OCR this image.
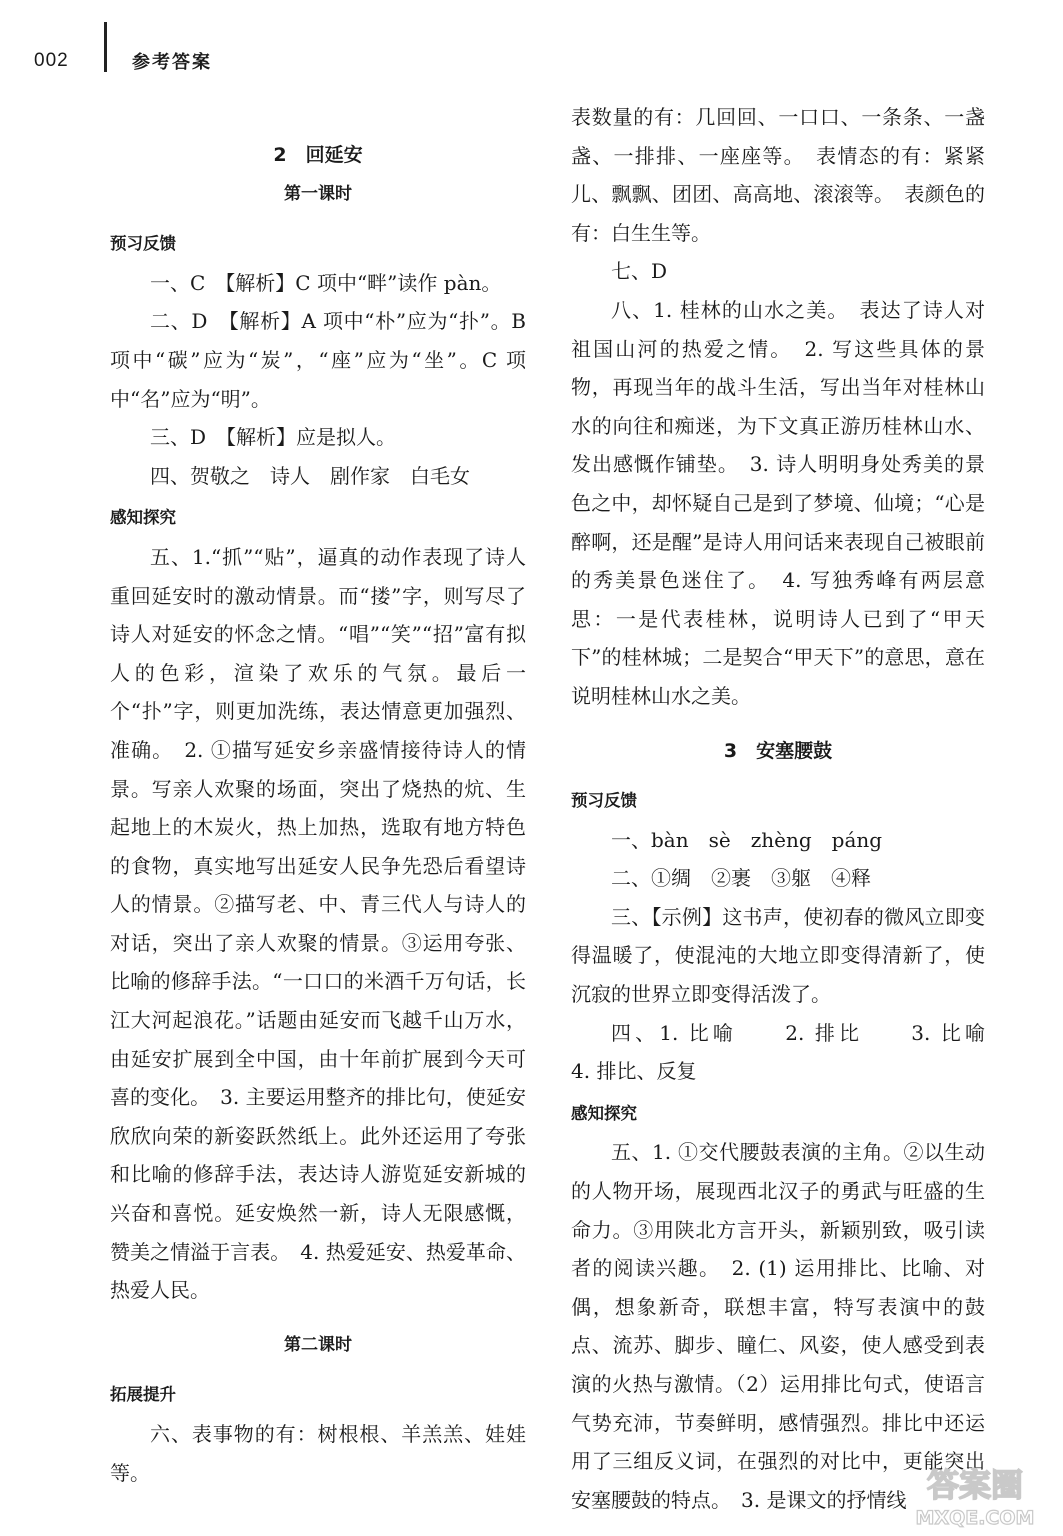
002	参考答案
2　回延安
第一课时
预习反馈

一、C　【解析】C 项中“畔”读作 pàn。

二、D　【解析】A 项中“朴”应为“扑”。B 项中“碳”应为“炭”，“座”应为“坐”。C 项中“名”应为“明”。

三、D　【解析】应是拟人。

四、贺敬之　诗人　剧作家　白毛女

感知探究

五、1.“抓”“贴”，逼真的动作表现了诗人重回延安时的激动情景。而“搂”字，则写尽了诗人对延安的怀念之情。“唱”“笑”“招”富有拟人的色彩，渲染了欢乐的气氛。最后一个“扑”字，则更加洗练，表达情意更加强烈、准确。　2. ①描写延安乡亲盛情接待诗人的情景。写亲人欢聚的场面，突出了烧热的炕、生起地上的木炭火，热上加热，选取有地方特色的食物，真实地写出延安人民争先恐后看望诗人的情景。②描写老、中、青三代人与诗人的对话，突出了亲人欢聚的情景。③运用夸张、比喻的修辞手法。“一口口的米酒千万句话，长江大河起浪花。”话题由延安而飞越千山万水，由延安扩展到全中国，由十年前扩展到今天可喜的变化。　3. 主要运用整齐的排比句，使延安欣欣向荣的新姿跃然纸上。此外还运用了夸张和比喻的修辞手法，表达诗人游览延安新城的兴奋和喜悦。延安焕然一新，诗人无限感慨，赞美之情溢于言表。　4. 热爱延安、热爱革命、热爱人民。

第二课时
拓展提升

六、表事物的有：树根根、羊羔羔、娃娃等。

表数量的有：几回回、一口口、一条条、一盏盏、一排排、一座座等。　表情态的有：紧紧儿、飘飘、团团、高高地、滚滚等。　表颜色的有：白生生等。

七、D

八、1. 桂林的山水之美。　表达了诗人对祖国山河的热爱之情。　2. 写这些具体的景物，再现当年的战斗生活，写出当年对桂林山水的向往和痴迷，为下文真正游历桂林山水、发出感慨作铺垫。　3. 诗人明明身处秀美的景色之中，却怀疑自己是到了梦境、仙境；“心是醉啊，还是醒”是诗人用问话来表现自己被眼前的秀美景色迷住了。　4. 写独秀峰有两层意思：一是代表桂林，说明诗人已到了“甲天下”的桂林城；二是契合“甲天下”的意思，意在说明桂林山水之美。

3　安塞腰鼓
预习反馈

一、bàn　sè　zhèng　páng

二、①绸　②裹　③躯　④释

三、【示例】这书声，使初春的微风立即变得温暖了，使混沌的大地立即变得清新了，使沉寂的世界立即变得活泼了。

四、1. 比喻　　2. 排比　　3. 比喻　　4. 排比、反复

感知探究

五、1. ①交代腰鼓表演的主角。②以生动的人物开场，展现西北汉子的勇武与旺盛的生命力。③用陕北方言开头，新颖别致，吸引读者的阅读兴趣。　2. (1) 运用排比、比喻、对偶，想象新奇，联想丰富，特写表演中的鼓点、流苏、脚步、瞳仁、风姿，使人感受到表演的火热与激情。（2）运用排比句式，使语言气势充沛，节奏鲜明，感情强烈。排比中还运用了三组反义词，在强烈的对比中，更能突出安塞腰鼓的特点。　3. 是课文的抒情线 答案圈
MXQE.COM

==============================

Could you repeat all of the material exactly? Pictures should not be copied.

OCR this image.
002	参考答案
2　回延安
第一课时
预习反馈

一、C　【解析】C 项中“畔”读作 pàn。

二、D　【解析】A 项中“朴”应为“扑”。B 项中“碳”应为“炭”，“座”应为“坐”。C 项中“名”应为“明”。

三、D　【解析】应是拟人。

四、贺敬之　诗人　剧作家　白毛女

感知探究

五、1.“抓”“贴”，逼真的动作表现了诗人重回延安时的激动情景。而“搂”字，则写尽了诗人对延安的怀念之情。“唱”“笑”“招”富有拟人的色彩，渲染了欢乐的气氛。最后一个“扑”字，则更加洗练，表达情意更加强烈、准确。　2. ①描写延安乡亲盛情接待诗人的情景。写亲人欢聚的场面，突出了烧热的炕、生起地上的木炭火，热上加热，选取有地方特色的食物，真实地写出延安人民争先恐后看望诗人的情景。②描写老、中、青三代人与诗人的对话，突出了亲人欢聚的情景。③运用夸张、比喻的修辞手法。“一口口的米酒千万句话，长江大河起浪花。”话题由延安而飞越千山万水，由延安扩展到全中国，由十年前扩展到今天可喜的变化。　3. 主要运用整齐的排比句，使延安欣欣向荣的新姿跃然纸上。此外还运用了夸张和比喻的修辞手法，表达诗人游览延安新城的兴奋和喜悦。延安焕然一新，诗人无限感慨，赞美之情溢于言表。　4. 热爱延安、热爱革命、热爱人民。

第二课时
拓展提升

六、表事物的有：树根根、羊羔羔、娃娃等。

表数量的有：几回回、一口口、一条条、一盏盏、一排排、一座座等。　表情态的有：紧紧儿、飘飘、团团、高高地、滚滚等。　表颜色的有：白生生等。

七、D

八、1. 桂林的山水之美。　表达了诗人对祖国山河的热爱之情。　2. 写这些具体的景物，再现当年的战斗生活，写出当年对桂林山水的向往和痴迷，为下文真正游历桂林山水、发出感慨作铺垫。　3. 诗人明明身处秀美的景色之中，却怀疑自己是到了梦境、仙境；“心是醉啊，还是醒”是诗人用问话来表现自己被眼前的秀美景色迷住了。　4. 写独秀峰有两层意思：一是代表桂林，说明诗人已到了“甲天下”的桂林城；二是契合“甲天下”的意思，意在说明桂林山水之美。

3　安塞腰鼓
预习反馈

一、bàn　sè　zhèng　páng

二、①绸　②裹　③躯　④释

三、【示例】这书声，使初春的微风立即变得温暖了，使混沌的大地立即变得清新了，使沉寂的世界立即变得活泼了。

四、1. 比喻　　2. 排比　　3. 比喻　　4. 排比、反复

感知探究

五、1. ①交代腰鼓表演的主角。②以生动的人物开场，展现西北汉子的勇武与旺盛的生命力。③用陕北方言开头，新颖别致，吸引读者的阅读兴趣。　2. (1) 运用排比、比喻、对偶，想象新奇，联想丰富，特写表演中的鼓点、流苏、脚步、瞳仁、风姿，使人感受到表演的火热与激情。（2）运用排比句式，使语言气势充沛，节奏鲜明，感情强烈。排比中还运用了三组反义词，在强烈的对比中，更能突出安塞腰鼓的特点。　3. 是课文的抒情线 答案圈
MXQE.COM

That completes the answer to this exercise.